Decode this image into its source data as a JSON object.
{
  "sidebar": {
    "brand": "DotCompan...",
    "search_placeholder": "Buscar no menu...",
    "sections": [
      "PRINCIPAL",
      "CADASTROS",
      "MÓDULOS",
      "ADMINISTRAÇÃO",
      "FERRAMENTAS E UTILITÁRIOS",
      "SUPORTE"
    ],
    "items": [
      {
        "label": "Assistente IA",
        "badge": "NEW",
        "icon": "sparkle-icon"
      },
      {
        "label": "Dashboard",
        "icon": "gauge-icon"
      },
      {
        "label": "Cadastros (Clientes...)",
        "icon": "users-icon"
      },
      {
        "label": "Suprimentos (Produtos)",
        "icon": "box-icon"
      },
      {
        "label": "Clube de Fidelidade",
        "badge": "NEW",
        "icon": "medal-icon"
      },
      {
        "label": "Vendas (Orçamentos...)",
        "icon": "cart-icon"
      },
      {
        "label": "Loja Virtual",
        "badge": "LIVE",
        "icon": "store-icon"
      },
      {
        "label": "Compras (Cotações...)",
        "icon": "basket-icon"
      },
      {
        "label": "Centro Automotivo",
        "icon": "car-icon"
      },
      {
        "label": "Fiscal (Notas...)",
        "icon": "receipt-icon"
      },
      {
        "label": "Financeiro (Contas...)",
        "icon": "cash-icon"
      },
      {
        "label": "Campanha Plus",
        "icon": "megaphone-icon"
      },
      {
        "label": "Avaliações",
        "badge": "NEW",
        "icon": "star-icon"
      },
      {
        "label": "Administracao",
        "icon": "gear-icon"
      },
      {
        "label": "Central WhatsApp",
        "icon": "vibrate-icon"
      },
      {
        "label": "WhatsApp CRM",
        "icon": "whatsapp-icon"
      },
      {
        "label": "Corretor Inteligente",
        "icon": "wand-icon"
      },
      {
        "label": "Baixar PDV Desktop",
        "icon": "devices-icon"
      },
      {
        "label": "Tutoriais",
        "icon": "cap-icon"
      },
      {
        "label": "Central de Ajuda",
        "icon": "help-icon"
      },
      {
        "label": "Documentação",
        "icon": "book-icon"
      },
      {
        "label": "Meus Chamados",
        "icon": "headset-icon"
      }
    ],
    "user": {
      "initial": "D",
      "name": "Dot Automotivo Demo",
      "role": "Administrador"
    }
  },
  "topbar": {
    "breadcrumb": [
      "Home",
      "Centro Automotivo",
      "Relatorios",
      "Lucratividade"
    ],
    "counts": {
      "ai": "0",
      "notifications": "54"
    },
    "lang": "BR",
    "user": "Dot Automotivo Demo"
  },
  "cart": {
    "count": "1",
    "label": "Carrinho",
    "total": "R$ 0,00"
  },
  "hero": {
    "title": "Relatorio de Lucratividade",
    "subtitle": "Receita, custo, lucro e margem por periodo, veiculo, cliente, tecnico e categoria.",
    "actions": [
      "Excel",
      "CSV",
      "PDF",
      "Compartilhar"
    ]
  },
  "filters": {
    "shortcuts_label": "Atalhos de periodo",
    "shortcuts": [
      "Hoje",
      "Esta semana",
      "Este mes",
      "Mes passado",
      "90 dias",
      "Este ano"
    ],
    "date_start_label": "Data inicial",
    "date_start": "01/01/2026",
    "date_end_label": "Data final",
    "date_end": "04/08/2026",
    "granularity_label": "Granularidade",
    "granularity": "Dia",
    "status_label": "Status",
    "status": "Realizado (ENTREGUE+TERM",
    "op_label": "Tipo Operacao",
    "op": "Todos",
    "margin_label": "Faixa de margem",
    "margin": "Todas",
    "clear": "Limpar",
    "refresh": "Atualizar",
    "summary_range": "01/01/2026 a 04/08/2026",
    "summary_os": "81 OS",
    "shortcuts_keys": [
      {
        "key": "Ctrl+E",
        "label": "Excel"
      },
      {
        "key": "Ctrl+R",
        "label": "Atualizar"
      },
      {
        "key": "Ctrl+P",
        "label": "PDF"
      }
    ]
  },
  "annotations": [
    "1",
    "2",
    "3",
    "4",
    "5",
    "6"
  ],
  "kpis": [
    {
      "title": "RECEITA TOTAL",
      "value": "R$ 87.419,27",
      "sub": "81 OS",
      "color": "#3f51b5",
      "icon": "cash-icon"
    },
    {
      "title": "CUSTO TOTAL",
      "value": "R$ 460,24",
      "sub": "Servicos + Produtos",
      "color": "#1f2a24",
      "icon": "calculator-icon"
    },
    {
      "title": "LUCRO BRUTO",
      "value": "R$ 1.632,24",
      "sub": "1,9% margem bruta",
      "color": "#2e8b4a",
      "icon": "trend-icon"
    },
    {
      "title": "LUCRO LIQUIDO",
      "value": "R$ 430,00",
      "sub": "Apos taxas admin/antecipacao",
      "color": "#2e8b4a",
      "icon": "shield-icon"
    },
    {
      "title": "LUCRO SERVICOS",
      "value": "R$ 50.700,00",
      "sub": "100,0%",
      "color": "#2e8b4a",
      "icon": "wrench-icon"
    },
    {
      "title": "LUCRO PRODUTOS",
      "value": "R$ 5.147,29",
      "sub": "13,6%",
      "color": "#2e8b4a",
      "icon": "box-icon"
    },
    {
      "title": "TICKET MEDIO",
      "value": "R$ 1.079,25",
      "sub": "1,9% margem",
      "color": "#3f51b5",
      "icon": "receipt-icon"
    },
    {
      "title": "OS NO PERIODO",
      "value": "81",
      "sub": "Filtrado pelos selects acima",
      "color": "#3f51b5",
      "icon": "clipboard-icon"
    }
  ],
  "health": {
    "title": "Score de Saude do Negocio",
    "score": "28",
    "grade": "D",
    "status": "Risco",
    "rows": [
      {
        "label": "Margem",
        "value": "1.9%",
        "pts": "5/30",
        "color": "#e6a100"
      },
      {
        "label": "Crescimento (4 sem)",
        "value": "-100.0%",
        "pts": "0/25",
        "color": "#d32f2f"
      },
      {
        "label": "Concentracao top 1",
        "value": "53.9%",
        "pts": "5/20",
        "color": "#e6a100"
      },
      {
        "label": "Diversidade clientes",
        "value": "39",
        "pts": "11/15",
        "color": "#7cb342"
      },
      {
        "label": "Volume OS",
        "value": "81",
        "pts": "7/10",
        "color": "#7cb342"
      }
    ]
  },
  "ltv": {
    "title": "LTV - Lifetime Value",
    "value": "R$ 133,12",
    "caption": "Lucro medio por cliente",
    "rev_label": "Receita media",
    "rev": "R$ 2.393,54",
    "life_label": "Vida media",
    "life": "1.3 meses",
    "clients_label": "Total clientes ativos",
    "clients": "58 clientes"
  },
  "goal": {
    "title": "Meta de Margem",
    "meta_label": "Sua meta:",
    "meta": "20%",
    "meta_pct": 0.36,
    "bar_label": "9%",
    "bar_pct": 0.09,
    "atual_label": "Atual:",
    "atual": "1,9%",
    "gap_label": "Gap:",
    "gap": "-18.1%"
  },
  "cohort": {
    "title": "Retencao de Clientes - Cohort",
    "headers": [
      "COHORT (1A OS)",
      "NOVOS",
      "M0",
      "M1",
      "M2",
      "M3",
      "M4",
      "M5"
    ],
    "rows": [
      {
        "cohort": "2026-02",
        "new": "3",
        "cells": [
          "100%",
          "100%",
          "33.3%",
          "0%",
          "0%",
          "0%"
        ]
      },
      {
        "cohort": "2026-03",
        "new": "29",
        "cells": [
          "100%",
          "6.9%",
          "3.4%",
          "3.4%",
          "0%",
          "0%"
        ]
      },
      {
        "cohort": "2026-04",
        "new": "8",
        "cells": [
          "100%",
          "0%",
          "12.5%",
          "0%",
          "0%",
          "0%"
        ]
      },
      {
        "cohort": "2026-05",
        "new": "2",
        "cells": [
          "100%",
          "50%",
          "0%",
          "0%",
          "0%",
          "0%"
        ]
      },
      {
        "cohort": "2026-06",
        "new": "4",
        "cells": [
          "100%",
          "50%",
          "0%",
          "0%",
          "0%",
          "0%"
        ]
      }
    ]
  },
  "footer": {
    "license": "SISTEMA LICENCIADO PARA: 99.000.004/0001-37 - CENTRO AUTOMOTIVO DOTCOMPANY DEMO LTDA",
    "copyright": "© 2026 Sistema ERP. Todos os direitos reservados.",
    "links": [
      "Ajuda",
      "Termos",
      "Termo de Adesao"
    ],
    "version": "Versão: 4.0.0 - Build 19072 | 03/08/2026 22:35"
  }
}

TASK TO COMPLETE: Search the data above for the string "media" and copy each line that has it.

TASK RESULT:
    "rev_label": "Receita media",
    "life_label": "Vida media",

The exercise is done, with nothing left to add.